• **Given exercise**
Please retype the data in full and exactly; the pictures are not part of the copy.
::::::
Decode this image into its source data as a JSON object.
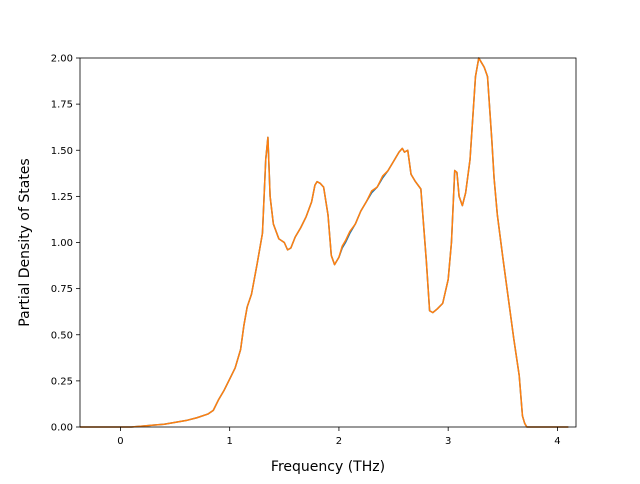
{
  "chart_data": {
    "type": "line",
    "title": "",
    "xlabel": "Frequency (THz)",
    "ylabel": "Partial Density of States",
    "xlim": [
      -0.37,
      4.17
    ],
    "ylim": [
      0,
      2.0
    ],
    "grid": false,
    "legend": "none",
    "x_ticks": [
      0,
      1,
      2,
      3,
      4
    ],
    "x_tick_labels": [
      "0",
      "1",
      "2",
      "3",
      "4"
    ],
    "y_ticks": [
      0,
      0.25,
      0.5,
      0.75,
      1.0,
      1.25,
      1.5,
      1.75,
      2.0
    ],
    "y_tick_labels": [
      "0.00",
      "0.25",
      "0.50",
      "0.75",
      "1.00",
      "1.25",
      "1.50",
      "1.75",
      "2.00"
    ],
    "colors": {
      "series_0": "#1f77b4",
      "series_1": "#ff7f0e",
      "axes": "#000000",
      "background": "#ffffff"
    },
    "series": [
      {
        "x": [
          -0.37,
          0.0,
          0.1,
          0.2,
          0.3,
          0.4,
          0.5,
          0.6,
          0.7,
          0.8,
          0.85,
          0.9,
          0.95,
          1.0,
          1.05,
          1.1,
          1.13,
          1.16,
          1.2,
          1.25,
          1.3,
          1.33,
          1.35,
          1.37,
          1.4,
          1.45,
          1.5,
          1.53,
          1.56,
          1.6,
          1.65,
          1.7,
          1.75,
          1.78,
          1.8,
          1.83,
          1.86,
          1.9,
          1.93,
          1.96,
          2.0,
          2.03,
          2.06,
          2.1,
          2.15,
          2.2,
          2.25,
          2.3,
          2.35,
          2.4,
          2.45,
          2.5,
          2.55,
          2.58,
          2.6,
          2.63,
          2.66,
          2.7,
          2.75,
          2.8,
          2.83,
          2.86,
          2.9,
          2.95,
          3.0,
          3.03,
          3.06,
          3.08,
          3.1,
          3.13,
          3.16,
          3.2,
          3.25,
          3.28,
          3.3,
          3.33,
          3.36,
          3.4,
          3.42,
          3.45,
          3.5,
          3.55,
          3.6,
          3.65,
          3.68,
          3.7,
          3.72,
          3.75,
          3.8,
          4.1
        ],
        "y": [
          0.0,
          0.0,
          0.0,
          0.005,
          0.01,
          0.015,
          0.025,
          0.035,
          0.05,
          0.07,
          0.09,
          0.15,
          0.2,
          0.26,
          0.32,
          0.42,
          0.55,
          0.65,
          0.72,
          0.88,
          1.05,
          1.45,
          1.57,
          1.25,
          1.1,
          1.02,
          1.0,
          0.96,
          0.97,
          1.03,
          1.08,
          1.14,
          1.22,
          1.31,
          1.33,
          1.32,
          1.3,
          1.15,
          0.93,
          0.88,
          0.92,
          0.97,
          1.0,
          1.05,
          1.1,
          1.17,
          1.22,
          1.27,
          1.3,
          1.35,
          1.39,
          1.44,
          1.49,
          1.51,
          1.49,
          1.5,
          1.37,
          1.33,
          1.29,
          0.9,
          0.63,
          0.62,
          0.64,
          0.67,
          0.8,
          1.0,
          1.39,
          1.38,
          1.25,
          1.2,
          1.27,
          1.45,
          1.9,
          2.0,
          1.98,
          1.95,
          1.9,
          1.55,
          1.35,
          1.15,
          0.92,
          0.7,
          0.48,
          0.28,
          0.06,
          0.02,
          0.0,
          0.0,
          0.0,
          0.0
        ]
      },
      {
        "x": [
          -0.37,
          0.0,
          0.1,
          0.2,
          0.3,
          0.4,
          0.5,
          0.6,
          0.7,
          0.8,
          0.85,
          0.9,
          0.95,
          1.0,
          1.05,
          1.1,
          1.13,
          1.16,
          1.2,
          1.25,
          1.3,
          1.33,
          1.35,
          1.37,
          1.4,
          1.45,
          1.5,
          1.53,
          1.56,
          1.6,
          1.65,
          1.7,
          1.75,
          1.78,
          1.8,
          1.83,
          1.86,
          1.9,
          1.93,
          1.96,
          2.0,
          2.03,
          2.06,
          2.1,
          2.15,
          2.2,
          2.25,
          2.3,
          2.35,
          2.4,
          2.45,
          2.5,
          2.55,
          2.58,
          2.6,
          2.63,
          2.66,
          2.7,
          2.75,
          2.8,
          2.83,
          2.86,
          2.9,
          2.95,
          3.0,
          3.03,
          3.06,
          3.08,
          3.1,
          3.13,
          3.16,
          3.2,
          3.25,
          3.28,
          3.3,
          3.33,
          3.36,
          3.4,
          3.42,
          3.45,
          3.5,
          3.55,
          3.6,
          3.65,
          3.68,
          3.7,
          3.72,
          3.75,
          3.8,
          4.1
        ],
        "y": [
          0.0,
          0.0,
          0.0,
          0.005,
          0.01,
          0.015,
          0.025,
          0.035,
          0.05,
          0.07,
          0.09,
          0.15,
          0.2,
          0.26,
          0.32,
          0.42,
          0.55,
          0.65,
          0.72,
          0.88,
          1.05,
          1.45,
          1.57,
          1.25,
          1.1,
          1.02,
          1.0,
          0.96,
          0.97,
          1.03,
          1.08,
          1.14,
          1.22,
          1.31,
          1.33,
          1.32,
          1.3,
          1.15,
          0.93,
          0.88,
          0.92,
          0.98,
          1.01,
          1.06,
          1.1,
          1.17,
          1.22,
          1.28,
          1.3,
          1.36,
          1.39,
          1.44,
          1.49,
          1.51,
          1.49,
          1.5,
          1.37,
          1.33,
          1.29,
          0.9,
          0.63,
          0.62,
          0.64,
          0.67,
          0.8,
          1.0,
          1.39,
          1.38,
          1.25,
          1.2,
          1.27,
          1.45,
          1.9,
          2.0,
          1.98,
          1.95,
          1.9,
          1.55,
          1.35,
          1.15,
          0.92,
          0.7,
          0.48,
          0.28,
          0.06,
          0.02,
          0.0,
          0.0,
          0.0,
          0.0
        ]
      }
    ]
  }
}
::::::
• **Answer to the task**
Decode this image into its source data as a JSON object.
{
  "chart_data": {
    "type": "line",
    "title": "",
    "xlabel": "Frequency (THz)",
    "ylabel": "Partial Density of States",
    "xlim": [
      -0.37,
      4.17
    ],
    "ylim": [
      0,
      2.0
    ],
    "grid": false,
    "legend": "none",
    "x_ticks": [
      0,
      1,
      2,
      3,
      4
    ],
    "x_tick_labels": [
      "0",
      "1",
      "2",
      "3",
      "4"
    ],
    "y_ticks": [
      0,
      0.25,
      0.5,
      0.75,
      1.0,
      1.25,
      1.5,
      1.75,
      2.0
    ],
    "y_tick_labels": [
      "0.00",
      "0.25",
      "0.50",
      "0.75",
      "1.00",
      "1.25",
      "1.50",
      "1.75",
      "2.00"
    ],
    "colors": {
      "series_0": "#1f77b4",
      "series_1": "#ff7f0e",
      "axes": "#000000",
      "background": "#ffffff"
    },
    "series": [
      {
        "x": [
          -0.37,
          0.0,
          0.1,
          0.2,
          0.3,
          0.4,
          0.5,
          0.6,
          0.7,
          0.8,
          0.85,
          0.9,
          0.95,
          1.0,
          1.05,
          1.1,
          1.13,
          1.16,
          1.2,
          1.25,
          1.3,
          1.33,
          1.35,
          1.37,
          1.4,
          1.45,
          1.5,
          1.53,
          1.56,
          1.6,
          1.65,
          1.7,
          1.75,
          1.78,
          1.8,
          1.83,
          1.86,
          1.9,
          1.93,
          1.96,
          2.0,
          2.03,
          2.06,
          2.1,
          2.15,
          2.2,
          2.25,
          2.3,
          2.35,
          2.4,
          2.45,
          2.5,
          2.55,
          2.58,
          2.6,
          2.63,
          2.66,
          2.7,
          2.75,
          2.8,
          2.83,
          2.86,
          2.9,
          2.95,
          3.0,
          3.03,
          3.06,
          3.08,
          3.1,
          3.13,
          3.16,
          3.2,
          3.25,
          3.28,
          3.3,
          3.33,
          3.36,
          3.4,
          3.42,
          3.45,
          3.5,
          3.55,
          3.6,
          3.65,
          3.68,
          3.7,
          3.72,
          3.75,
          3.8,
          4.1
        ],
        "y": [
          0.0,
          0.0,
          0.0,
          0.005,
          0.01,
          0.015,
          0.025,
          0.035,
          0.05,
          0.07,
          0.09,
          0.15,
          0.2,
          0.26,
          0.32,
          0.42,
          0.55,
          0.65,
          0.72,
          0.88,
          1.05,
          1.45,
          1.57,
          1.25,
          1.1,
          1.02,
          1.0,
          0.96,
          0.97,
          1.03,
          1.08,
          1.14,
          1.22,
          1.31,
          1.33,
          1.32,
          1.3,
          1.15,
          0.93,
          0.88,
          0.92,
          0.97,
          1.0,
          1.05,
          1.1,
          1.17,
          1.22,
          1.27,
          1.3,
          1.35,
          1.39,
          1.44,
          1.49,
          1.51,
          1.49,
          1.5,
          1.37,
          1.33,
          1.29,
          0.9,
          0.63,
          0.62,
          0.64,
          0.67,
          0.8,
          1.0,
          1.39,
          1.38,
          1.25,
          1.2,
          1.27,
          1.45,
          1.9,
          2.0,
          1.98,
          1.95,
          1.9,
          1.55,
          1.35,
          1.15,
          0.92,
          0.7,
          0.48,
          0.28,
          0.06,
          0.02,
          0.0,
          0.0,
          0.0,
          0.0
        ]
      },
      {
        "x": [
          -0.37,
          0.0,
          0.1,
          0.2,
          0.3,
          0.4,
          0.5,
          0.6,
          0.7,
          0.8,
          0.85,
          0.9,
          0.95,
          1.0,
          1.05,
          1.1,
          1.13,
          1.16,
          1.2,
          1.25,
          1.3,
          1.33,
          1.35,
          1.37,
          1.4,
          1.45,
          1.5,
          1.53,
          1.56,
          1.6,
          1.65,
          1.7,
          1.75,
          1.78,
          1.8,
          1.83,
          1.86,
          1.9,
          1.93,
          1.96,
          2.0,
          2.03,
          2.06,
          2.1,
          2.15,
          2.2,
          2.25,
          2.3,
          2.35,
          2.4,
          2.45,
          2.5,
          2.55,
          2.58,
          2.6,
          2.63,
          2.66,
          2.7,
          2.75,
          2.8,
          2.83,
          2.86,
          2.9,
          2.95,
          3.0,
          3.03,
          3.06,
          3.08,
          3.1,
          3.13,
          3.16,
          3.2,
          3.25,
          3.28,
          3.3,
          3.33,
          3.36,
          3.4,
          3.42,
          3.45,
          3.5,
          3.55,
          3.6,
          3.65,
          3.68,
          3.7,
          3.72,
          3.75,
          3.8,
          4.1
        ],
        "y": [
          0.0,
          0.0,
          0.0,
          0.005,
          0.01,
          0.015,
          0.025,
          0.035,
          0.05,
          0.07,
          0.09,
          0.15,
          0.2,
          0.26,
          0.32,
          0.42,
          0.55,
          0.65,
          0.72,
          0.88,
          1.05,
          1.45,
          1.57,
          1.25,
          1.1,
          1.02,
          1.0,
          0.96,
          0.97,
          1.03,
          1.08,
          1.14,
          1.22,
          1.31,
          1.33,
          1.32,
          1.3,
          1.15,
          0.93,
          0.88,
          0.92,
          0.98,
          1.01,
          1.06,
          1.1,
          1.17,
          1.22,
          1.28,
          1.3,
          1.36,
          1.39,
          1.44,
          1.49,
          1.51,
          1.49,
          1.5,
          1.37,
          1.33,
          1.29,
          0.9,
          0.63,
          0.62,
          0.64,
          0.67,
          0.8,
          1.0,
          1.39,
          1.38,
          1.25,
          1.2,
          1.27,
          1.45,
          1.9,
          2.0,
          1.98,
          1.95,
          1.9,
          1.55,
          1.35,
          1.15,
          0.92,
          0.7,
          0.48,
          0.28,
          0.06,
          0.02,
          0.0,
          0.0,
          0.0,
          0.0
        ]
      }
    ]
  }
}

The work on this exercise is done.